Filter this data down to the lines that hold "title", and copy them.
---- DATASET EXCERPTS
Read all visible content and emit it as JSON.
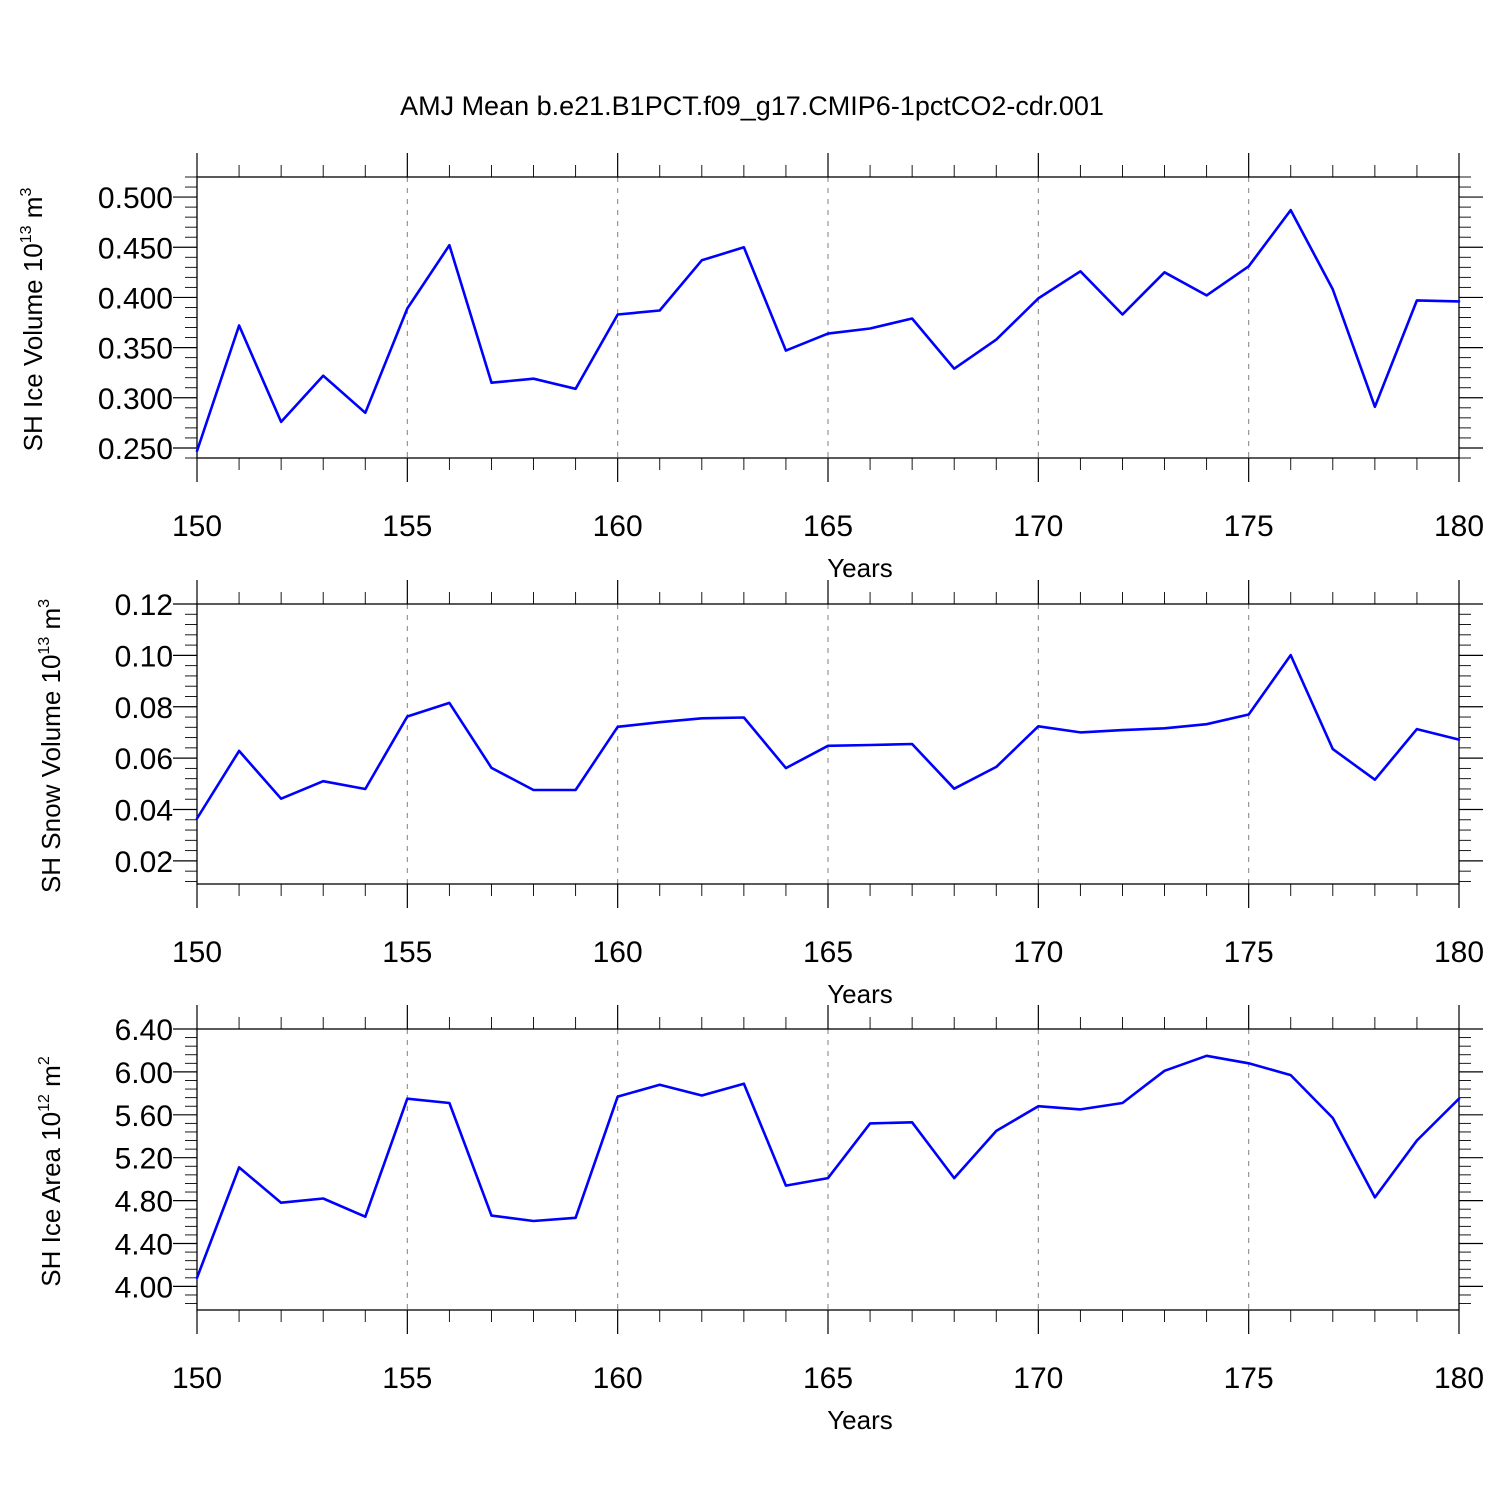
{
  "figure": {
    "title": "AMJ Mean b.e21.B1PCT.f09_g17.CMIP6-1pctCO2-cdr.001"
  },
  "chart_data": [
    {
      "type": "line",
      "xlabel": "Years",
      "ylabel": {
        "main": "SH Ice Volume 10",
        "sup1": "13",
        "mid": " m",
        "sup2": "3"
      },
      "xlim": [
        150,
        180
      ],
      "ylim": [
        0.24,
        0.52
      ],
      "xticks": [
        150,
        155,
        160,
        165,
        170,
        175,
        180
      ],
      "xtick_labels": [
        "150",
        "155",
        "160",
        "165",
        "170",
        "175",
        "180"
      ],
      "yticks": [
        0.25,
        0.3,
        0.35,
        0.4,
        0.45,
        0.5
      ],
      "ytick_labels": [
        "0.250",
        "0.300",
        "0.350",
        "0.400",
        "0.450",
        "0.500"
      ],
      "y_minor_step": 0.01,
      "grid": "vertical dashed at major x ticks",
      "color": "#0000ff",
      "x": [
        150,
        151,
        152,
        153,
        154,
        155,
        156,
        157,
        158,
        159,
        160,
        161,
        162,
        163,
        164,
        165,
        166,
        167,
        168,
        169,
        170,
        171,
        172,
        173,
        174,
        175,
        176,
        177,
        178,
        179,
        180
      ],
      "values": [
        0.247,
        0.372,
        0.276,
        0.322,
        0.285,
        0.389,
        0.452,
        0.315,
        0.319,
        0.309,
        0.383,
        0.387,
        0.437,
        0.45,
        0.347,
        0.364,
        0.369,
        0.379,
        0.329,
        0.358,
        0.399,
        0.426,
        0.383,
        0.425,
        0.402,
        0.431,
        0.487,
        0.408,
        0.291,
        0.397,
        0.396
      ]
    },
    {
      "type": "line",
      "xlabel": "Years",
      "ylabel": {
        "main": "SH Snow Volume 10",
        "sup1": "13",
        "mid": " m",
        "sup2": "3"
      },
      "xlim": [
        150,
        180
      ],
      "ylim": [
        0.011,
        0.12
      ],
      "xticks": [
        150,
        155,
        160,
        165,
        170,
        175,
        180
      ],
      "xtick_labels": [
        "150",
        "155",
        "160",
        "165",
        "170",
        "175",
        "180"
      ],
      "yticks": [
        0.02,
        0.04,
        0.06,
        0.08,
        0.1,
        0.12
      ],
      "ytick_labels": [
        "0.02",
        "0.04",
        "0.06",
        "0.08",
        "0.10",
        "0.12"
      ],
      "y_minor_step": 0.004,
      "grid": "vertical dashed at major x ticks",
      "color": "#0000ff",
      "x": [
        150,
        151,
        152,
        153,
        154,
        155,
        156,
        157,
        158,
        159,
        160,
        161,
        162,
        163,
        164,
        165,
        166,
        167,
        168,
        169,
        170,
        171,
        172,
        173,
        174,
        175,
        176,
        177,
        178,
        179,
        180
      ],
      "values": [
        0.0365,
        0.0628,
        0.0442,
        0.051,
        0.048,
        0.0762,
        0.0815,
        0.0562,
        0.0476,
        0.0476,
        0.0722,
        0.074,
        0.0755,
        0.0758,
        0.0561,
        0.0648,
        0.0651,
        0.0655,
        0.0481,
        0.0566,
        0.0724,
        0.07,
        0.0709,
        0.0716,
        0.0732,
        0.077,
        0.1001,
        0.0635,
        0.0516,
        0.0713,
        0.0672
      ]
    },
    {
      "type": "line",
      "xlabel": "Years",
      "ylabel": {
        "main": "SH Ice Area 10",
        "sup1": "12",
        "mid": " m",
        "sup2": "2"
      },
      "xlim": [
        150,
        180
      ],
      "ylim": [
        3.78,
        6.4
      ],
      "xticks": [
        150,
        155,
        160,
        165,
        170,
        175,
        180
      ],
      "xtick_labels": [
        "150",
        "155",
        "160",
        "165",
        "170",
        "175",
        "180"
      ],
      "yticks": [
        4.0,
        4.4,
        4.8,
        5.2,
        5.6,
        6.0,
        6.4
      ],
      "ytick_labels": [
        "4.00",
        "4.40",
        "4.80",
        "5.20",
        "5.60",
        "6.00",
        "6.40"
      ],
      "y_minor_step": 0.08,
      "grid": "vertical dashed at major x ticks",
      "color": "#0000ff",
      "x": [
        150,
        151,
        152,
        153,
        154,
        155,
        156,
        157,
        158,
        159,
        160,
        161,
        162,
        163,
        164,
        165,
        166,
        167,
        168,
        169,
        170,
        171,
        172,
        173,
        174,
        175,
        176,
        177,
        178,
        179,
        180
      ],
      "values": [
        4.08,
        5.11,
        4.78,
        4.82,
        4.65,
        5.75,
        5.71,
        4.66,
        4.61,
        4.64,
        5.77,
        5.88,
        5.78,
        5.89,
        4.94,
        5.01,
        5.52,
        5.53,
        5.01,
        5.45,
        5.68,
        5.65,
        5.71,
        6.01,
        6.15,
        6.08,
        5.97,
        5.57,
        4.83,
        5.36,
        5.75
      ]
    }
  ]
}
--------
---- DATASET EXCERPTS
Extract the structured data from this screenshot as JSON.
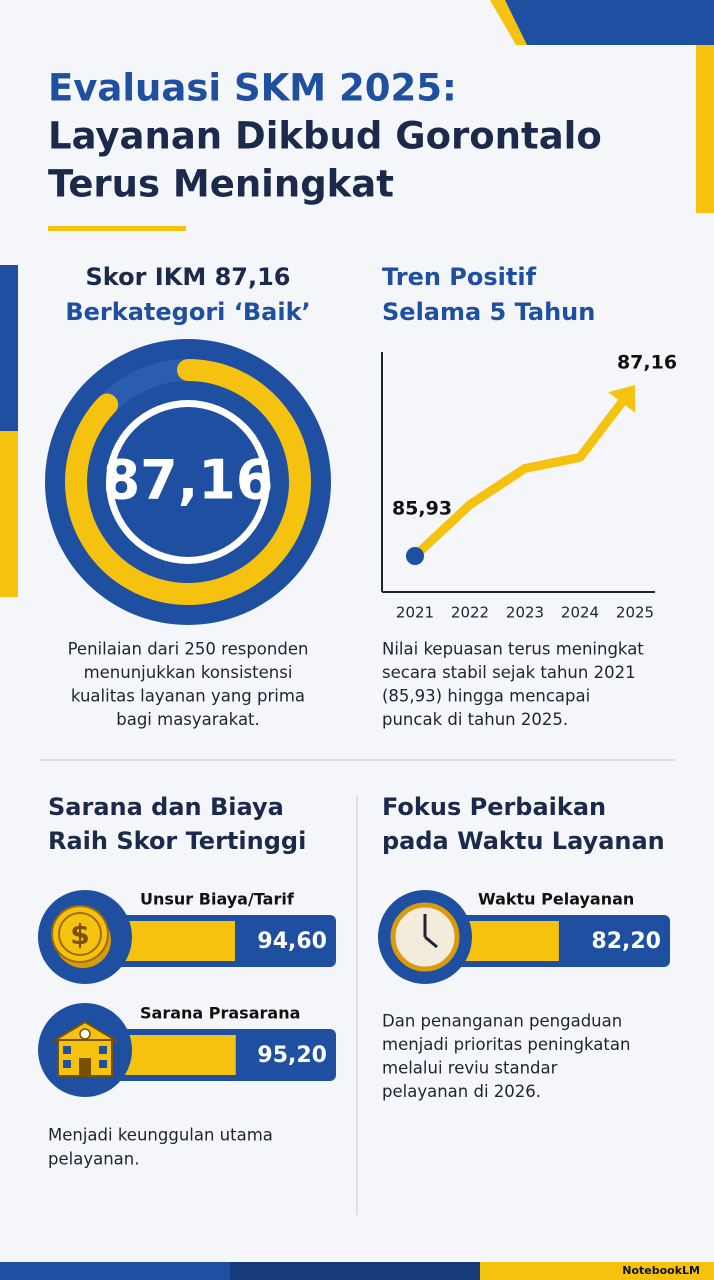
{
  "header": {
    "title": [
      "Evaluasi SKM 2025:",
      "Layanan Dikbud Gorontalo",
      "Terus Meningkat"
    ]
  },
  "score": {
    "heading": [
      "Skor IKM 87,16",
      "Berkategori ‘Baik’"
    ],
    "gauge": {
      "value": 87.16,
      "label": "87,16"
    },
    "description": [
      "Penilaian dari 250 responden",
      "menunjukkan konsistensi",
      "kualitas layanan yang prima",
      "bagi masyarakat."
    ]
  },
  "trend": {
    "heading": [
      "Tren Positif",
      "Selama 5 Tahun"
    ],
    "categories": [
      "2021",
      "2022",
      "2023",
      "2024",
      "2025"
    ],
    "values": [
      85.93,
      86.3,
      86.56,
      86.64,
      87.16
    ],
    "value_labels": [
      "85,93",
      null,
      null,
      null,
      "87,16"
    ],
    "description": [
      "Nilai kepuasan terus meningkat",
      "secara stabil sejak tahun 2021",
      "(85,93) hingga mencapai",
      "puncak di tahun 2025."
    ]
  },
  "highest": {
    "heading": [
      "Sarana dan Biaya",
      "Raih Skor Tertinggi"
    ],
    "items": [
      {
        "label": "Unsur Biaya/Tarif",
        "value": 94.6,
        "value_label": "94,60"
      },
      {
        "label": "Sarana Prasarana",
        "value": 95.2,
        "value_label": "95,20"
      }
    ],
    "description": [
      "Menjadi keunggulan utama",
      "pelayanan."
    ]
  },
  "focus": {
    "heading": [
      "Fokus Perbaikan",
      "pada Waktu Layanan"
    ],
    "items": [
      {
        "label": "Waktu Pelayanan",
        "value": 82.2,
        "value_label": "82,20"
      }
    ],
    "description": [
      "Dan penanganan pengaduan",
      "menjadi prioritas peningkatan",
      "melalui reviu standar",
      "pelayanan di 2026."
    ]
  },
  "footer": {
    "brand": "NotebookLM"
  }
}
--------
◆ **OUTPUT FOR THIS TASK**:
    "title": "AMJ Mean b.e21.B1PCT.f09_g17.CMIP6-1pctCO2-cdr.001"
    "title": [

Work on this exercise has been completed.